GIVEN PROBLEM –
From the listing below, pull out the lines that hold "мають".

INPUT DATA –
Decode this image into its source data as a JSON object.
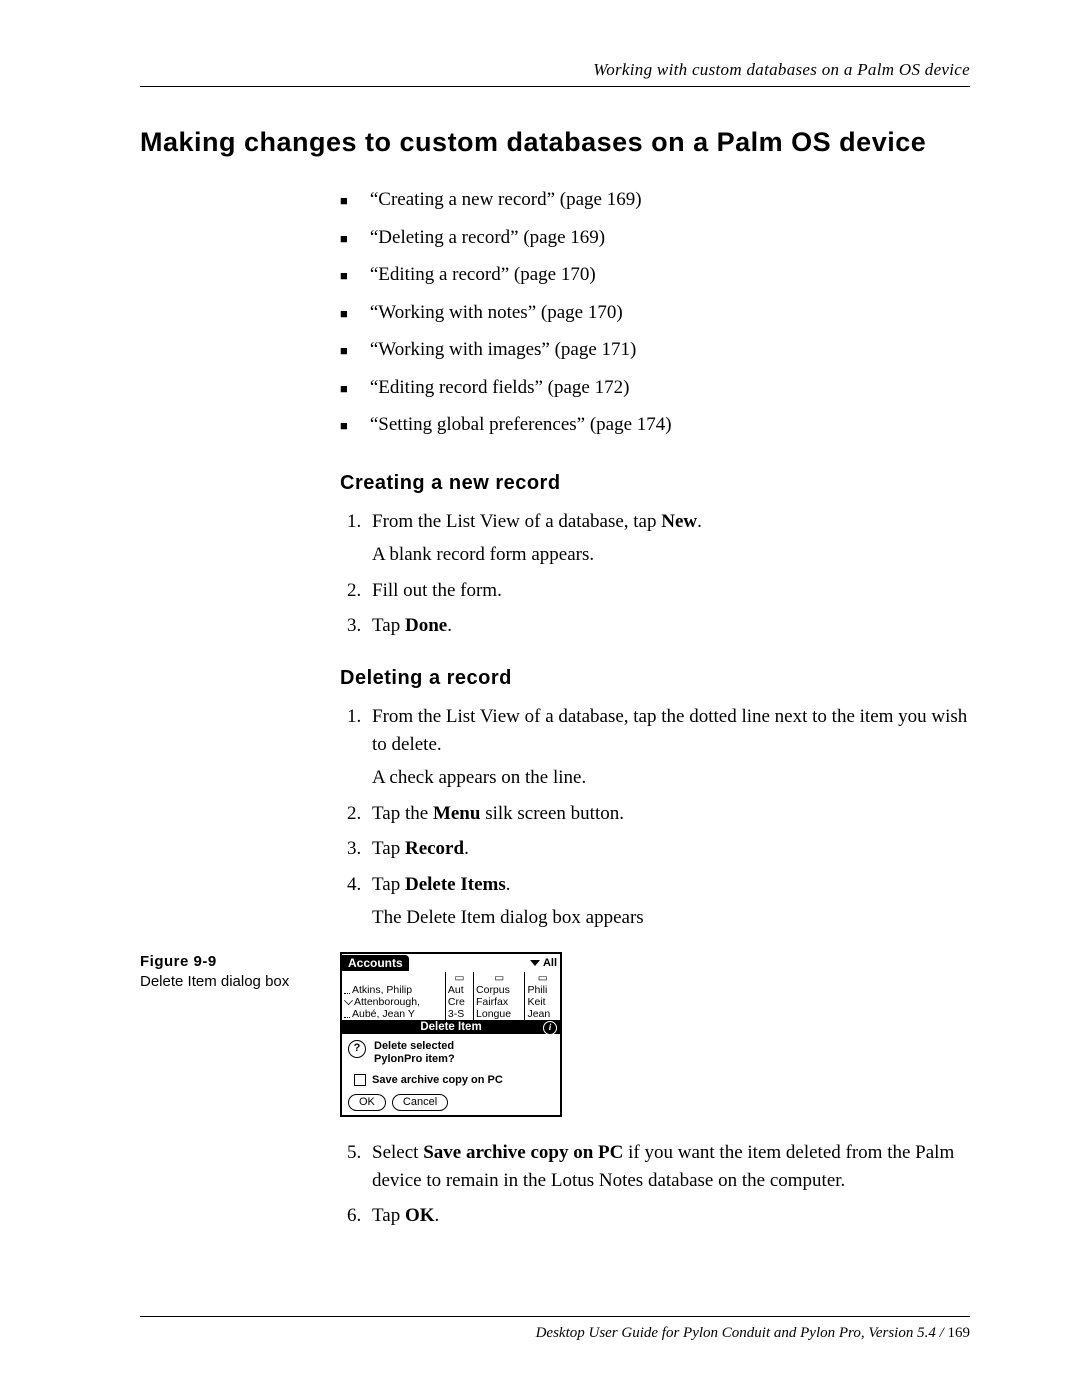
{
  "running_head": "Working with custom databases on a Palm OS device",
  "section_title": "Making changes to custom databases on a Palm OS device",
  "toc": [
    "“Creating a new record” (page 169)",
    "“Deleting a record” (page 169)",
    "“Editing a record” (page 170)",
    "“Working with notes” (page 170)",
    "“Working with images” (page 171)",
    "“Editing record fields” (page 172)",
    "“Setting global preferences” (page 174)"
  ],
  "creating": {
    "heading": "Creating a new record",
    "step1a": "From the List View of a database, tap ",
    "step1b": "New",
    "step1c": ".",
    "step1_after": "A blank record form appears.",
    "step2": "Fill out the form.",
    "step3a": "Tap ",
    "step3b": "Done",
    "step3c": "."
  },
  "deleting": {
    "heading": "Deleting a record",
    "step1": "From the List View of a database, tap the dotted line next to the item you wish to delete.",
    "step1_after": "A check appears on the line.",
    "step2a": "Tap the ",
    "step2b": "Menu",
    "step2c": " silk screen button.",
    "step3a": "Tap ",
    "step3b": "Record",
    "step3c": ".",
    "step4a": "Tap ",
    "step4b": "Delete Items",
    "step4c": ".",
    "step4_after": "The Delete Item dialog box appears",
    "step5a": "Select ",
    "step5b": "Save archive copy on PC",
    "step5c": " if you want the item deleted from the Palm device to remain in the Lotus Notes database on the computer.",
    "step6a": "Tap ",
    "step6b": "OK",
    "step6c": "."
  },
  "figure": {
    "number": "Figure 9-9",
    "caption": "Delete Item dialog box"
  },
  "palm": {
    "tab": "Accounts",
    "category": "All",
    "rows": [
      {
        "c0": "Atkins, Philip",
        "c1": "Aut",
        "c2": "Corpus",
        "c3": "Phili",
        "checked": false
      },
      {
        "c0": "Attenborough,",
        "c1": "Cre",
        "c2": "Fairfax",
        "c3": "Keit",
        "checked": true
      },
      {
        "c0": "Aubé, Jean Y",
        "c1": "3-S",
        "c2": "Longue",
        "c3": "Jean",
        "checked": false
      }
    ],
    "dialog_title": "Delete Item",
    "msg1": "Delete selected",
    "msg2": "PylonPro item?",
    "archive": "Save archive copy on PC",
    "ok": "OK",
    "cancel": "Cancel"
  },
  "footer": {
    "text": "Desktop User Guide for Pylon Conduit and Pylon Pro, Version 5.4",
    "sep": "  /  ",
    "page": "169"
  }
}
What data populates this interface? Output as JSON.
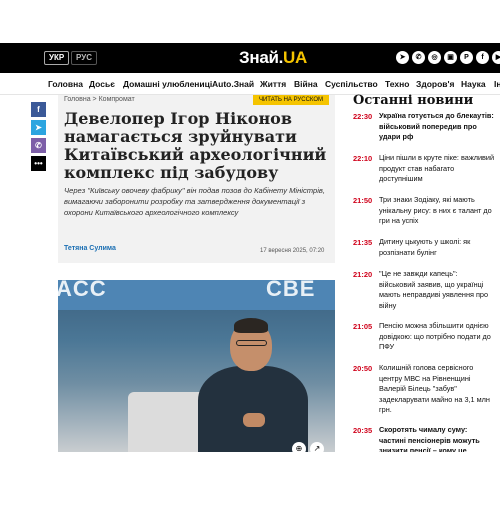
{
  "header": {
    "lang_active": "УКР",
    "lang_inactive": "РУС",
    "logo_main": "Знай.",
    "logo_accent": "UA",
    "social_icons": [
      "telegram-icon",
      "viber-icon",
      "instagram-icon",
      "flipboard-icon",
      "pinterest-icon",
      "facebook-icon",
      "youtube-icon"
    ]
  },
  "nav": {
    "items": [
      "Головна",
      "Досьє",
      "Домашні улюблениці",
      "Auto.Знай",
      "Життя",
      "Війна",
      "Суспільство",
      "Техно",
      "Здоров'я",
      "Наука",
      "Ін"
    ]
  },
  "share": {
    "icons": [
      "facebook-icon",
      "telegram-icon",
      "viber-icon",
      "more-icon"
    ],
    "colors": [
      "#3b5998",
      "#2ca5e0",
      "#7d5fa8",
      "#000000"
    ]
  },
  "article": {
    "breadcrumb_home": "Головна",
    "breadcrumb_sep": " > ",
    "breadcrumb_section": "Компромат",
    "ru_button": "ЧИТАТЬ НА РУССКОМ",
    "title": "Девелопер Ігор Ніконов намагається зруйнувати Китаївський археологічний комплекс під забудову",
    "lead": "Через \"Київську овочеву фабрику\" він подав позов до Кабінету Міністрів, вимагаючи заборонити розробку та затвердження документації з охорони Китаївського археологічного комплексу",
    "author": "Тетяна Сулима",
    "date": "17 вересня 2025, 07:20"
  },
  "news": {
    "heading": "Останні новини",
    "items": [
      {
        "time": "22:30",
        "text": "Україна готується до блекаутів: військовий попередив про удари рф",
        "bold": true
      },
      {
        "time": "22:10",
        "text": "Ціни пішли в круте піке: важливий продукт став набагато доступнішим",
        "bold": false
      },
      {
        "time": "21:50",
        "text": "Три знаки Зодіаку, які мають унікальну рису: в них є талант до гри на успіх",
        "bold": false
      },
      {
        "time": "21:35",
        "text": "Дитину цькують у школі: як розпізнати булінг",
        "bold": false
      },
      {
        "time": "21:20",
        "text": "\"Це не завжди капець\": військовий заявив, що українці мають неправдиві уявлення про війну",
        "bold": false
      },
      {
        "time": "21:05",
        "text": "Пенсію можна збільшити однією довідкою: що потрібно подати до ПФУ",
        "bold": false
      },
      {
        "time": "20:50",
        "text": "Колишній голова сервісного центру МВС на Рівненщині Валерій Білець \"забув\" задекларувати майно на 3,1 млн грн.",
        "bold": false
      },
      {
        "time": "20:35",
        "text": "Скоротять чималу суму: частині пенсіонерів можуть знизити пенсії – кому це",
        "bold": true
      }
    ]
  },
  "colors": {
    "accent_yellow": "#f5c400",
    "time_red": "#d0021b",
    "author_blue": "#1b6fb3"
  }
}
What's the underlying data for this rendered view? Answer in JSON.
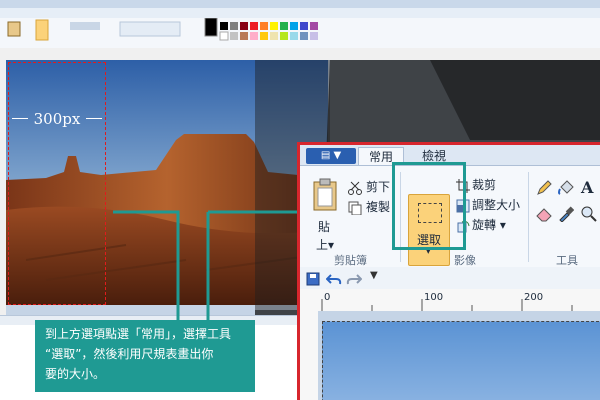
{
  "overlay": {
    "dimension_label": "300px",
    "instruction_lines": [
      "到上方選項點選「常用」，選擇工具",
      "“選取”，然後利用尺規表畫出你",
      "要的大小。"
    ]
  },
  "zoom": {
    "tabs": [
      "常用",
      "檢視"
    ],
    "clipboard": {
      "paste_label": "貼",
      "paste_sub": "上▾",
      "cut_label": "剪下",
      "copy_label": "複製",
      "group_label": "剪貼簿"
    },
    "image": {
      "select_label": "選取",
      "select_arrow": "▾",
      "crop_label": "裁剪",
      "resize_label": "調整大小",
      "rotate_label": "旋轉 ▾",
      "group_label": "影像"
    },
    "tools": {
      "group_label": "工具"
    },
    "ruler": {
      "ticks": [
        "0",
        "100",
        "200"
      ]
    }
  },
  "colors": {
    "callout_bg": "#1f9a93",
    "highlight_frame": "#d7262d",
    "select_button": "#fbd27a",
    "teal_frame": "#1f9a93"
  }
}
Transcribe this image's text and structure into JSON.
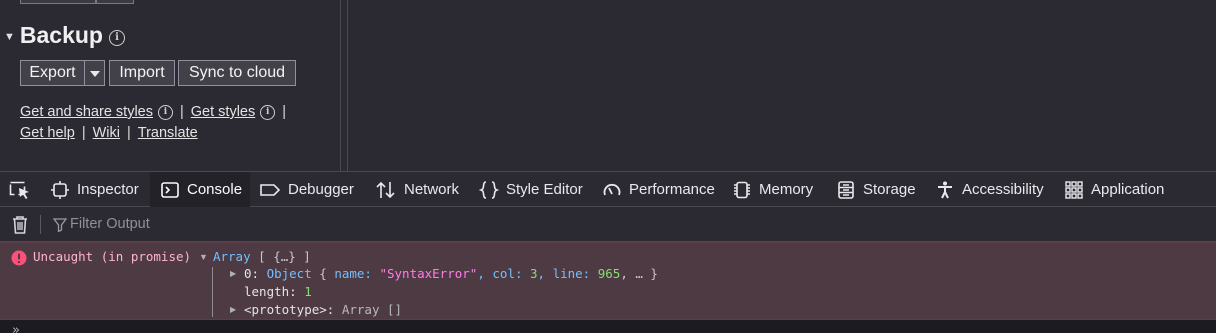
{
  "popup": {
    "backup": {
      "title": "Backup",
      "export_label": "Export",
      "import_label": "Import",
      "sync_label": "Sync to cloud"
    },
    "links": {
      "get_share_styles": "Get and share styles",
      "get_styles": "Get styles",
      "get_help": "Get help",
      "wiki": "Wiki",
      "translate": "Translate",
      "separator": "|"
    }
  },
  "devtools": {
    "tabs": [
      {
        "label": "Inspector",
        "icon": "inspector-icon"
      },
      {
        "label": "Console",
        "icon": "console-icon",
        "active": true
      },
      {
        "label": "Debugger",
        "icon": "debugger-icon"
      },
      {
        "label": "Network",
        "icon": "network-icon"
      },
      {
        "label": "Style Editor",
        "icon": "style-editor-icon"
      },
      {
        "label": "Performance",
        "icon": "performance-icon"
      },
      {
        "label": "Memory",
        "icon": "memory-icon"
      },
      {
        "label": "Storage",
        "icon": "storage-icon"
      },
      {
        "label": "Accessibility",
        "icon": "accessibility-icon"
      },
      {
        "label": "Application",
        "icon": "application-icon"
      }
    ],
    "accent_color": "#0a84ff",
    "console": {
      "filter_placeholder": "Filter Output",
      "error": {
        "text": "Uncaught (in promise)",
        "array_label": "Array",
        "array_preview": "[ {…} ]",
        "row0_key": "0: ",
        "row0_type": "Object",
        "row0_open": " { ",
        "row0_name_key": "name: ",
        "row0_name_val": "\"SyntaxError\"",
        "row0_col_key": ", col: ",
        "row0_col_val": "3",
        "row0_line_key": ", line: ",
        "row0_line_val": "965",
        "row0_tail": ", … }",
        "length_key": "length: ",
        "length_val": "1",
        "proto_key": "<prototype>",
        "proto_sep": ": ",
        "proto_val": "Array []"
      },
      "prompt": "»"
    }
  }
}
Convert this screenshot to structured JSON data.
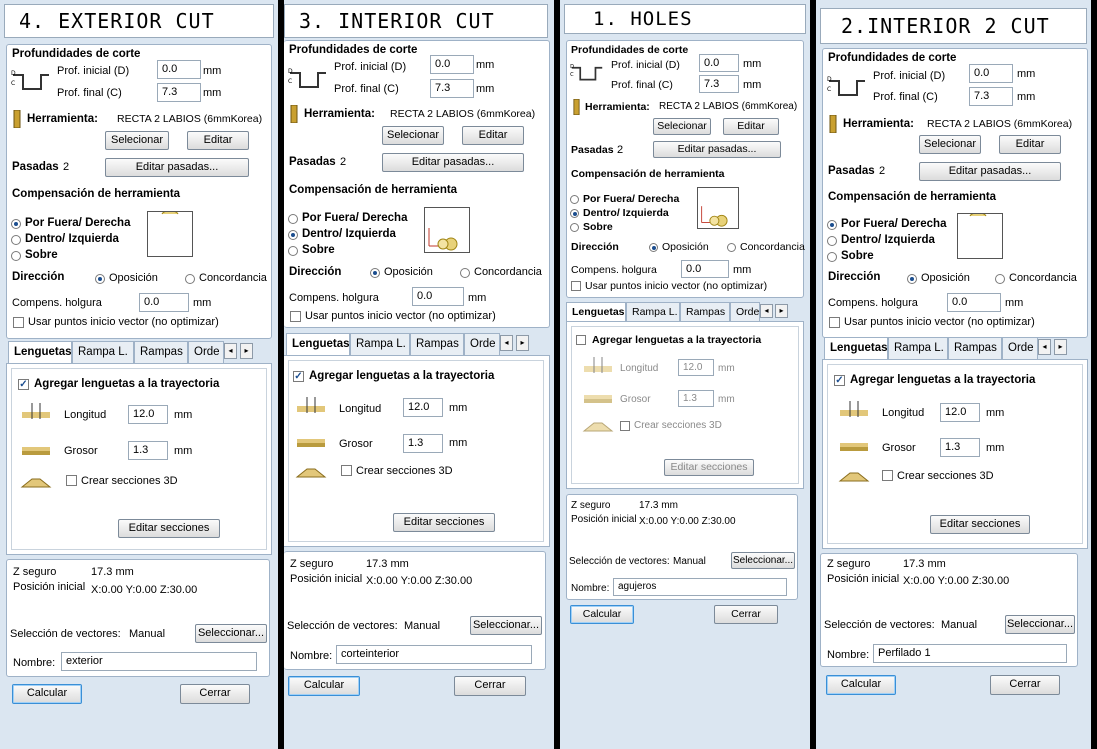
{
  "common": {
    "depth_heading": "Profundidades de corte",
    "start_depth_label": "Prof. inicial (D)",
    "end_depth_label": "Prof. final (C)",
    "unit_mm": "mm",
    "tool_label": "Herramienta:",
    "select_btn": "Selecionar",
    "edit_btn": "Editar",
    "passes_label": "Pasadas",
    "edit_passes_btn": "Editar pasadas...",
    "comp_heading": "Compensación de herramienta",
    "outside": "Por Fuera/ Derecha",
    "inside": "Dentro/ Izquierda",
    "on": "Sobre",
    "direction_label": "Dirección",
    "climb": "Oposición",
    "conventional": "Concordancia",
    "allowance_label": "Compens. holgura",
    "use_vector_start": "Usar puntos inicio vector (no optimizar)",
    "tabs": [
      "Lenguetas",
      "Rampa L.",
      "Rampas",
      "Orde"
    ],
    "add_tabs": "Agregar lenguetas a la trayectoria",
    "length_label": "Longitud",
    "thickness_label": "Grosor",
    "create_3d": "Crear secciones 3D",
    "edit_sections_btn": "Editar secciones",
    "safe_z_label": "Z seguro",
    "home_pos_label": "Posición inicial",
    "vector_sel_label": "Selección de vectores:",
    "manual": "Manual",
    "select_dots_btn": "Seleccionar...",
    "name_label": "Nombre:",
    "calc_btn": "Calcular",
    "close_btn": "Cerrar",
    "arrow_left": "◂",
    "arrow_right": "▸"
  },
  "panels": [
    {
      "title": "4. EXTERIOR CUT",
      "start_depth": "0.0",
      "end_depth": "7.3",
      "tool_name": "RECTA 2 LABIOS (6mmKorea)",
      "passes": "2",
      "allowance": "0.0",
      "tab_length": "12.0",
      "tab_thickness": "1.3",
      "safe_z": "17.3 mm",
      "home_pos": "X:0.00 Y:0.00 Z:30.00",
      "name": "exterior"
    },
    {
      "title": "3. INTERIOR CUT",
      "start_depth": "0.0",
      "end_depth": "7.3",
      "tool_name": "RECTA 2 LABIOS (6mmKorea)",
      "passes": "2",
      "allowance": "0.0",
      "tab_length": "12.0",
      "tab_thickness": "1.3",
      "safe_z": "17.3 mm",
      "home_pos": "X:0.00 Y:0.00 Z:30.00",
      "name": "corteinterior"
    },
    {
      "title": "1. HOLES",
      "start_depth": "0.0",
      "end_depth": "7.3",
      "tool_name": "RECTA 2 LABIOS (6mmKorea)",
      "passes": "2",
      "allowance": "0.0",
      "tab_length": "12.0",
      "tab_thickness": "1.3",
      "safe_z": "17.3 mm",
      "home_pos": "X:0.00 Y:0.00 Z:30.00",
      "name": "agujeros"
    },
    {
      "title": "2.INTERIOR 2 CUT",
      "start_depth": "0.0",
      "end_depth": "7.3",
      "tool_name": "RECTA 2 LABIOS (6mmKorea)",
      "passes": "2",
      "allowance": "0.0",
      "tab_length": "12.0",
      "tab_thickness": "1.3",
      "safe_z": "17.3 mm",
      "home_pos": "X:0.00 Y:0.00 Z:30.00",
      "name": "Perfilado 1"
    }
  ],
  "colors": {
    "background": "#dbe6f1",
    "panel": "#ffffff",
    "border": "#9fb2c7",
    "button_focus": "#3a8fd6"
  },
  "icons": [
    "depth-profile-icon",
    "tool-bit-icon",
    "compensation-preview-icon",
    "tab-length-icon",
    "tab-thickness-icon",
    "tab-3d-icon",
    "scroll-left-icon",
    "scroll-right-icon"
  ]
}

SOLUTION TO THIS PROBLEM –
        "text": "Три знаки Зодіаку, які мають унікальну рису: в них є талант до гри на успіх",
        "text": "\"Це не завжди капець\": військовий заявив, що українці мають неправдиві уявлення про війну",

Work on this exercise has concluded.